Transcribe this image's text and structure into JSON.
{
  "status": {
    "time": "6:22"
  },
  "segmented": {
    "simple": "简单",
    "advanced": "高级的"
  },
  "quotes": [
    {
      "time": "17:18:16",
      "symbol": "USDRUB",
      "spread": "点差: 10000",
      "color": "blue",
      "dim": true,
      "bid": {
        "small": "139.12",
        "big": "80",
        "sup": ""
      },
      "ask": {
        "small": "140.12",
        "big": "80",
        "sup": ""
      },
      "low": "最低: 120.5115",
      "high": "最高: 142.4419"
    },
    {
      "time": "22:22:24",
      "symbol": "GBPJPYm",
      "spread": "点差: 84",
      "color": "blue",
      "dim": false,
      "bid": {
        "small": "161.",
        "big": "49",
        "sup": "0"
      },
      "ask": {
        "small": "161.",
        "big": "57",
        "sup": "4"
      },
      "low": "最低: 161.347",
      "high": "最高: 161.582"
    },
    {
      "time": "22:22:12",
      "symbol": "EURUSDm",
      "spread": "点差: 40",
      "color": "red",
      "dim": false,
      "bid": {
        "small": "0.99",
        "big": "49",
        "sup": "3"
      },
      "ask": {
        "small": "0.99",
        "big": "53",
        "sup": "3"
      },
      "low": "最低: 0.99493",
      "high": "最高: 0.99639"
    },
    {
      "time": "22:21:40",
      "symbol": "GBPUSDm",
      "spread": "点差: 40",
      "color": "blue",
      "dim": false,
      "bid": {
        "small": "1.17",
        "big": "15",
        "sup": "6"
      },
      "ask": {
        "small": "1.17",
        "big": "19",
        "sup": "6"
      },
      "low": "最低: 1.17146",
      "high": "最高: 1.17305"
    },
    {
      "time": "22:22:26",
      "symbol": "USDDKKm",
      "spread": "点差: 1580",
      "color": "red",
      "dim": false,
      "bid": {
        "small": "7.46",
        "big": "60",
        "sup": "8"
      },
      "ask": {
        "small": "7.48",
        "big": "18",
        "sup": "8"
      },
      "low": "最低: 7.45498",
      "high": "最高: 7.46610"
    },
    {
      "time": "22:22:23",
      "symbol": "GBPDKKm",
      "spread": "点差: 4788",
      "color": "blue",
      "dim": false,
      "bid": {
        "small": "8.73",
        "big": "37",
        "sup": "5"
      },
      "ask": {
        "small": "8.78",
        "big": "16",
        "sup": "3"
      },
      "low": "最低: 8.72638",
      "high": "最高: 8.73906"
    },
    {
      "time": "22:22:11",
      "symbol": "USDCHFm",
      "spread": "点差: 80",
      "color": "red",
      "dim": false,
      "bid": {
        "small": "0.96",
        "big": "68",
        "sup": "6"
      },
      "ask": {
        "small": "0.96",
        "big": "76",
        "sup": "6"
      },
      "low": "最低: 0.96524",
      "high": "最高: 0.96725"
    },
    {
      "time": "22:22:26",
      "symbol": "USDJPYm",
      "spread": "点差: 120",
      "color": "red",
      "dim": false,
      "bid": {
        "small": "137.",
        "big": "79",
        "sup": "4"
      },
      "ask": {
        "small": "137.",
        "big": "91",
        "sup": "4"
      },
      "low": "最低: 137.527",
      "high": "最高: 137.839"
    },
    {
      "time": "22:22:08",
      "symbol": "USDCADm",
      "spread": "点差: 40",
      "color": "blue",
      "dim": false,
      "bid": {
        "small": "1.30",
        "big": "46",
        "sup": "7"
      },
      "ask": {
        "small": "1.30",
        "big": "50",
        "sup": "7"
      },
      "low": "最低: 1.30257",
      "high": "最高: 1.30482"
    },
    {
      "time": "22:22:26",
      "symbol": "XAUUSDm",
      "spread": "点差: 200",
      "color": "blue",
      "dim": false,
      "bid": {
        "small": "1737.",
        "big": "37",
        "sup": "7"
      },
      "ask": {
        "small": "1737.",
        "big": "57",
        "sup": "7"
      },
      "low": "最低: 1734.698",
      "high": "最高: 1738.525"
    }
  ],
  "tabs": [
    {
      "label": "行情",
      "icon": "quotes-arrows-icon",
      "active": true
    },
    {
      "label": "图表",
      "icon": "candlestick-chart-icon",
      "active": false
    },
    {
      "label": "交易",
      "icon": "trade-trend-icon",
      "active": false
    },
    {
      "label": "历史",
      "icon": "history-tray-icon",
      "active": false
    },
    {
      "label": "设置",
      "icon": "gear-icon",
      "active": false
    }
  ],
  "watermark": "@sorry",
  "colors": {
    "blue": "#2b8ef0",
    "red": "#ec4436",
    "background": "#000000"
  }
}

▸ Task statement
Return each entry from above without altering a single character.

▸ The completed task
Transcribe this image's text and structure into JSON.
{
  "status": {
    "time": "6:22"
  },
  "segmented": {
    "simple": "简单",
    "advanced": "高级的"
  },
  "quotes": [
    {
      "time": "17:18:16",
      "symbol": "USDRUB",
      "spread": "点差: 10000",
      "color": "blue",
      "dim": true,
      "bid": {
        "small": "139.12",
        "big": "80",
        "sup": ""
      },
      "ask": {
        "small": "140.12",
        "big": "80",
        "sup": ""
      },
      "low": "最低: 120.5115",
      "high": "最高: 142.4419"
    },
    {
      "time": "22:22:24",
      "symbol": "GBPJPYm",
      "spread": "点差: 84",
      "color": "blue",
      "dim": false,
      "bid": {
        "small": "161.",
        "big": "49",
        "sup": "0"
      },
      "ask": {
        "small": "161.",
        "big": "57",
        "sup": "4"
      },
      "low": "最低: 161.347",
      "high": "最高: 161.582"
    },
    {
      "time": "22:22:12",
      "symbol": "EURUSDm",
      "spread": "点差: 40",
      "color": "red",
      "dim": false,
      "bid": {
        "small": "0.99",
        "big": "49",
        "sup": "3"
      },
      "ask": {
        "small": "0.99",
        "big": "53",
        "sup": "3"
      },
      "low": "最低: 0.99493",
      "high": "最高: 0.99639"
    },
    {
      "time": "22:21:40",
      "symbol": "GBPUSDm",
      "spread": "点差: 40",
      "color": "blue",
      "dim": false,
      "bid": {
        "small": "1.17",
        "big": "15",
        "sup": "6"
      },
      "ask": {
        "small": "1.17",
        "big": "19",
        "sup": "6"
      },
      "low": "最低: 1.17146",
      "high": "最高: 1.17305"
    },
    {
      "time": "22:22:26",
      "symbol": "USDDKKm",
      "spread": "点差: 1580",
      "color": "red",
      "dim": false,
      "bid": {
        "small": "7.46",
        "big": "60",
        "sup": "8"
      },
      "ask": {
        "small": "7.48",
        "big": "18",
        "sup": "8"
      },
      "low": "最低: 7.45498",
      "high": "最高: 7.46610"
    },
    {
      "time": "22:22:23",
      "symbol": "GBPDKKm",
      "spread": "点差: 4788",
      "color": "blue",
      "dim": false,
      "bid": {
        "small": "8.73",
        "big": "37",
        "sup": "5"
      },
      "ask": {
        "small": "8.78",
        "big": "16",
        "sup": "3"
      },
      "low": "最低: 8.72638",
      "high": "最高: 8.73906"
    },
    {
      "time": "22:22:11",
      "symbol": "USDCHFm",
      "spread": "点差: 80",
      "color": "red",
      "dim": false,
      "bid": {
        "small": "0.96",
        "big": "68",
        "sup": "6"
      },
      "ask": {
        "small": "0.96",
        "big": "76",
        "sup": "6"
      },
      "low": "最低: 0.96524",
      "high": "最高: 0.96725"
    },
    {
      "time": "22:22:26",
      "symbol": "USDJPYm",
      "spread": "点差: 120",
      "color": "red",
      "dim": false,
      "bid": {
        "small": "137.",
        "big": "79",
        "sup": "4"
      },
      "ask": {
        "small": "137.",
        "big": "91",
        "sup": "4"
      },
      "low": "最低: 137.527",
      "high": "最高: 137.839"
    },
    {
      "time": "22:22:08",
      "symbol": "USDCADm",
      "spread": "点差: 40",
      "color": "blue",
      "dim": false,
      "bid": {
        "small": "1.30",
        "big": "46",
        "sup": "7"
      },
      "ask": {
        "small": "1.30",
        "big": "50",
        "sup": "7"
      },
      "low": "最低: 1.30257",
      "high": "最高: 1.30482"
    },
    {
      "time": "22:22:26",
      "symbol": "XAUUSDm",
      "spread": "点差: 200",
      "color": "blue",
      "dim": false,
      "bid": {
        "small": "1737.",
        "big": "37",
        "sup": "7"
      },
      "ask": {
        "small": "1737.",
        "big": "57",
        "sup": "7"
      },
      "low": "最低: 1734.698",
      "high": "最高: 1738.525"
    }
  ],
  "tabs": [
    {
      "label": "行情",
      "icon": "quotes-arrows-icon",
      "active": true
    },
    {
      "label": "图表",
      "icon": "candlestick-chart-icon",
      "active": false
    },
    {
      "label": "交易",
      "icon": "trade-trend-icon",
      "active": false
    },
    {
      "label": "历史",
      "icon": "history-tray-icon",
      "active": false
    },
    {
      "label": "设置",
      "icon": "gear-icon",
      "active": false
    }
  ],
  "watermark": "@sorry",
  "colors": {
    "blue": "#2b8ef0",
    "red": "#ec4436",
    "background": "#000000"
  }
}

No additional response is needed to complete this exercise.